EXERCISE INSTRUCTIONS
Please copy the entire listing below line for line, leaving out the pictures.

Stored items from a collection
* START *

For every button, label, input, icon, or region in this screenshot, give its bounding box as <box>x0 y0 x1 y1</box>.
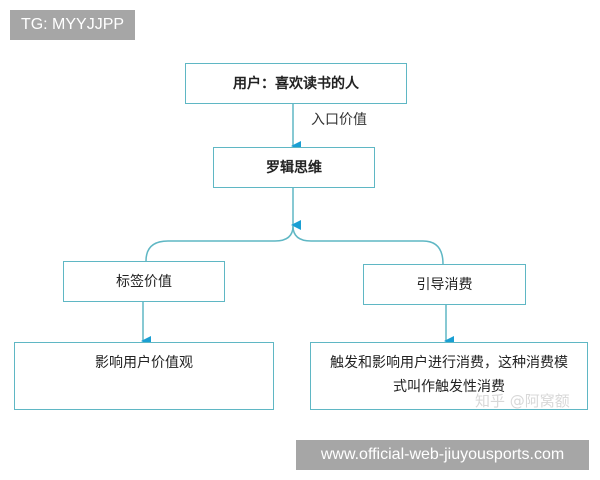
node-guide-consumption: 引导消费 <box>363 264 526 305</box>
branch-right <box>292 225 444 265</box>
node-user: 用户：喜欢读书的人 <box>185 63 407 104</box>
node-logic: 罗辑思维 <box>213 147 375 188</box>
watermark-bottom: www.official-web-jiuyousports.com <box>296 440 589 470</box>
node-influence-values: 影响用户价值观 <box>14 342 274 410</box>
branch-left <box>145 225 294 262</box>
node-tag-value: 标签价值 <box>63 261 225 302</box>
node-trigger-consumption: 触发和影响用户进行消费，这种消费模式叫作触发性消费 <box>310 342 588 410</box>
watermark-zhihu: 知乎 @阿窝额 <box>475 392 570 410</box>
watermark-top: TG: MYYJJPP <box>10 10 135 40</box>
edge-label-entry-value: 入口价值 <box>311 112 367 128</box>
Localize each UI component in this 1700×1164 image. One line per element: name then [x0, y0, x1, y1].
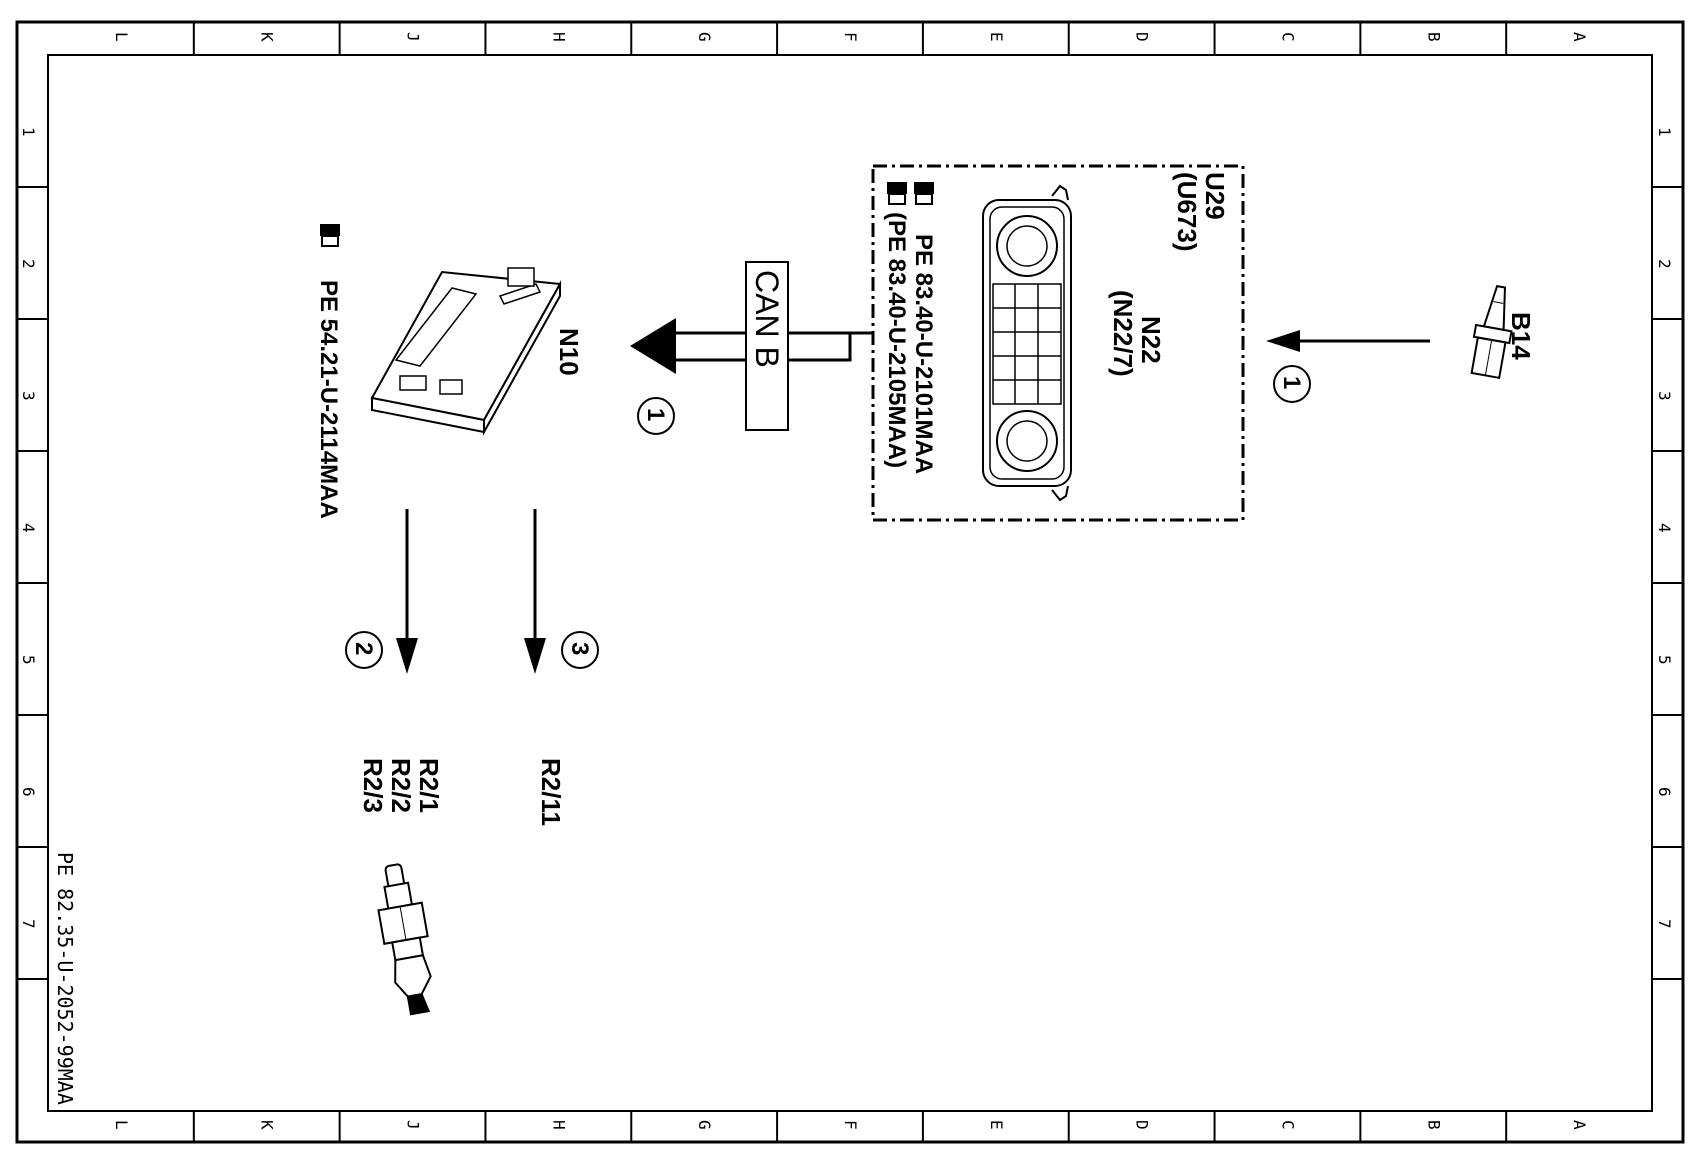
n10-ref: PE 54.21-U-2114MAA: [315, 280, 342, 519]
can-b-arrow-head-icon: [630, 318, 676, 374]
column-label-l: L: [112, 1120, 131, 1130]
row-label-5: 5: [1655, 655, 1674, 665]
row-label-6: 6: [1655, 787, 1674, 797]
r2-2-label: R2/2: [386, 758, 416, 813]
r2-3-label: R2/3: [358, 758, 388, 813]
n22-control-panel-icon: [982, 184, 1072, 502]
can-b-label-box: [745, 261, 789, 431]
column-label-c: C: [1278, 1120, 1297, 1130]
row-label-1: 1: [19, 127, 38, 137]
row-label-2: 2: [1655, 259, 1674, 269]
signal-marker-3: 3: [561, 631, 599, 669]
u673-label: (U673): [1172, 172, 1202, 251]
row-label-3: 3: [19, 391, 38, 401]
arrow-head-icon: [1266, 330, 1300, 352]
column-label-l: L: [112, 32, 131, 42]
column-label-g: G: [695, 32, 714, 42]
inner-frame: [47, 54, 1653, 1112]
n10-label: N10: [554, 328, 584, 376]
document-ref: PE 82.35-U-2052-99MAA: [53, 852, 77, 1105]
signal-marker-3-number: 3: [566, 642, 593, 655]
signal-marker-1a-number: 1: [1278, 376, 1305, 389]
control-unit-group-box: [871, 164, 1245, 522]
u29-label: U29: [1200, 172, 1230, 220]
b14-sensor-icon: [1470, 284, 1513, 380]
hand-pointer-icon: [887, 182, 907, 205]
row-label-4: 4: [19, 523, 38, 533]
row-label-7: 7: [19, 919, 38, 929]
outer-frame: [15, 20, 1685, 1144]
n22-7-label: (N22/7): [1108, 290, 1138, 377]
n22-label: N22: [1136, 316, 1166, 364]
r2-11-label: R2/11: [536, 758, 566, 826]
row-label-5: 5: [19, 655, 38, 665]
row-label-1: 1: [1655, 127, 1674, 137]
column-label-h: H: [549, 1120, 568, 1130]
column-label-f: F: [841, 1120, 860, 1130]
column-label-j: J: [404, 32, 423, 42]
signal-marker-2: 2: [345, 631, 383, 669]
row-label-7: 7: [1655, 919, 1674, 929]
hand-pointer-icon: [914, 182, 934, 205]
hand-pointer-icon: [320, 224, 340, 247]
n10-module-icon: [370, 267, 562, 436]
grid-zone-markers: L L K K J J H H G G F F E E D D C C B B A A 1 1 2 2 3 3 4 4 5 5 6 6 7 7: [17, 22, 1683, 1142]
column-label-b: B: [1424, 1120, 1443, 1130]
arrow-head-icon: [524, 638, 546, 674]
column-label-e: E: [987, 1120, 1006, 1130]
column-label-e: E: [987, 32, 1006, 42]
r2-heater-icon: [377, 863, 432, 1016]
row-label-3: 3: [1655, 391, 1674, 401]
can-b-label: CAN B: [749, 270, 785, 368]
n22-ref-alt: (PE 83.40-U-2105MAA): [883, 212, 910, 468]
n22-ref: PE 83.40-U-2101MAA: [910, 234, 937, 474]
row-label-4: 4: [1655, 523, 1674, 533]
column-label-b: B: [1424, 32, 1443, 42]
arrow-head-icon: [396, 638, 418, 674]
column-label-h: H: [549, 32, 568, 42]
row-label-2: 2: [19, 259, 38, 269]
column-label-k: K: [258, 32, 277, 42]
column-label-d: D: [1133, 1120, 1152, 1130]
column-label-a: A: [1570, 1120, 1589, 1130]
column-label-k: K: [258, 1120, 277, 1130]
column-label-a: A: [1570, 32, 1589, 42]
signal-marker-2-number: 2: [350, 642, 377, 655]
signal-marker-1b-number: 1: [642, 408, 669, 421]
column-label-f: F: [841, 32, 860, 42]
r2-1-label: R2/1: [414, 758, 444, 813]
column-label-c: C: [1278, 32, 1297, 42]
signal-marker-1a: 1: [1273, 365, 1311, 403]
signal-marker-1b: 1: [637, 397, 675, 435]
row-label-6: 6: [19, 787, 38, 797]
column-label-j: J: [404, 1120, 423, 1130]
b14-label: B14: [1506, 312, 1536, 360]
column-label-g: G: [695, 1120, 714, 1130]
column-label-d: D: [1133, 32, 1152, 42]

* END *

THE REPLY
For every button, label, input, icon, or region in this screenshot, give its bounding box as <box>x0 y0 x1 y1</box>.
node-guide-consumption: 引导消费 <box>363 264 526 305</box>
branch-right <box>292 225 444 265</box>
node-user: 用户：喜欢读书的人 <box>185 63 407 104</box>
node-logic: 罗辑思维 <box>213 147 375 188</box>
watermark-bottom: www.official-web-jiuyousports.com <box>296 440 589 470</box>
node-influence-values: 影响用户价值观 <box>14 342 274 410</box>
branch-left <box>145 225 294 262</box>
node-tag-value: 标签价值 <box>63 261 225 302</box>
node-trigger-consumption: 触发和影响用户进行消费，这种消费模式叫作触发性消费 <box>310 342 588 410</box>
watermark-zhihu: 知乎 @阿窝额 <box>475 392 570 410</box>
watermark-top: TG: MYYJJPP <box>10 10 135 40</box>
edge-label-entry-value: 入口价值 <box>311 112 367 128</box>
Localize each UI component in this 1700×1164 image. One line per element: name then [x0, y0, x1, y1].
n10-ref: PE 54.21-U-2114MAA: [315, 280, 342, 519]
can-b-arrow-head-icon: [630, 318, 676, 374]
column-label-l: L: [112, 1120, 131, 1130]
row-label-5: 5: [1655, 655, 1674, 665]
row-label-6: 6: [1655, 787, 1674, 797]
r2-2-label: R2/2: [386, 758, 416, 813]
r2-3-label: R2/3: [358, 758, 388, 813]
n22-control-panel-icon: [982, 184, 1072, 502]
can-b-label-box: [745, 261, 789, 431]
column-label-c: C: [1278, 1120, 1297, 1130]
row-label-1: 1: [19, 127, 38, 137]
row-label-2: 2: [1655, 259, 1674, 269]
signal-marker-3: 3: [561, 631, 599, 669]
u673-label: (U673): [1172, 172, 1202, 251]
row-label-3: 3: [19, 391, 38, 401]
arrow-head-icon: [1266, 330, 1300, 352]
column-label-l: L: [112, 32, 131, 42]
column-label-g: G: [695, 32, 714, 42]
inner-frame: [47, 54, 1653, 1112]
n10-label: N10: [554, 328, 584, 376]
document-ref: PE 82.35-U-2052-99MAA: [53, 852, 77, 1105]
signal-marker-3-number: 3: [566, 642, 593, 655]
signal-marker-1a-number: 1: [1278, 376, 1305, 389]
control-unit-group-box: [871, 164, 1245, 522]
u29-label: U29: [1200, 172, 1230, 220]
b14-sensor-icon: [1470, 284, 1513, 380]
hand-pointer-icon: [887, 182, 907, 205]
row-label-4: 4: [19, 523, 38, 533]
row-label-7: 7: [19, 919, 38, 929]
outer-frame: [15, 20, 1685, 1144]
n22-7-label: (N22/7): [1108, 290, 1138, 377]
n22-label: N22: [1136, 316, 1166, 364]
r2-11-label: R2/11: [536, 758, 566, 826]
row-label-5: 5: [19, 655, 38, 665]
row-label-1: 1: [1655, 127, 1674, 137]
column-label-h: H: [549, 1120, 568, 1130]
column-label-f: F: [841, 1120, 860, 1130]
column-label-j: J: [404, 32, 423, 42]
signal-marker-2: 2: [345, 631, 383, 669]
row-label-7: 7: [1655, 919, 1674, 929]
hand-pointer-icon: [914, 182, 934, 205]
hand-pointer-icon: [320, 224, 340, 247]
n10-module-icon: [370, 267, 562, 436]
grid-zone-markers: L L K K J J H H G G F F E E D D C C B B A A 1 1 2 2 3 3 4 4 5 5 6 6 7 7: [17, 22, 1683, 1142]
column-label-b: B: [1424, 1120, 1443, 1130]
arrow-head-icon: [524, 638, 546, 674]
column-label-e: E: [987, 1120, 1006, 1130]
column-label-e: E: [987, 32, 1006, 42]
r2-heater-icon: [377, 863, 432, 1016]
row-label-3: 3: [1655, 391, 1674, 401]
can-b-label: CAN B: [749, 270, 785, 368]
n22-ref-alt: (PE 83.40-U-2105MAA): [883, 212, 910, 468]
n22-ref: PE 83.40-U-2101MAA: [910, 234, 937, 474]
row-label-4: 4: [1655, 523, 1674, 533]
column-label-b: B: [1424, 32, 1443, 42]
arrow-head-icon: [396, 638, 418, 674]
column-label-h: H: [549, 32, 568, 42]
row-label-2: 2: [19, 259, 38, 269]
column-label-k: K: [258, 32, 277, 42]
column-label-d: D: [1133, 1120, 1152, 1130]
column-label-a: A: [1570, 1120, 1589, 1130]
column-label-k: K: [258, 1120, 277, 1130]
column-label-a: A: [1570, 32, 1589, 42]
signal-marker-2-number: 2: [350, 642, 377, 655]
signal-marker-1b-number: 1: [642, 408, 669, 421]
column-label-f: F: [841, 32, 860, 42]
r2-1-label: R2/1: [414, 758, 444, 813]
column-label-c: C: [1278, 32, 1297, 42]
signal-marker-1a: 1: [1273, 365, 1311, 403]
signal-marker-1b: 1: [637, 397, 675, 435]
row-label-6: 6: [19, 787, 38, 797]
column-label-j: J: [404, 1120, 423, 1130]
b14-label: B14: [1506, 312, 1536, 360]
column-label-g: G: [695, 1120, 714, 1130]
column-label-d: D: [1133, 32, 1152, 42]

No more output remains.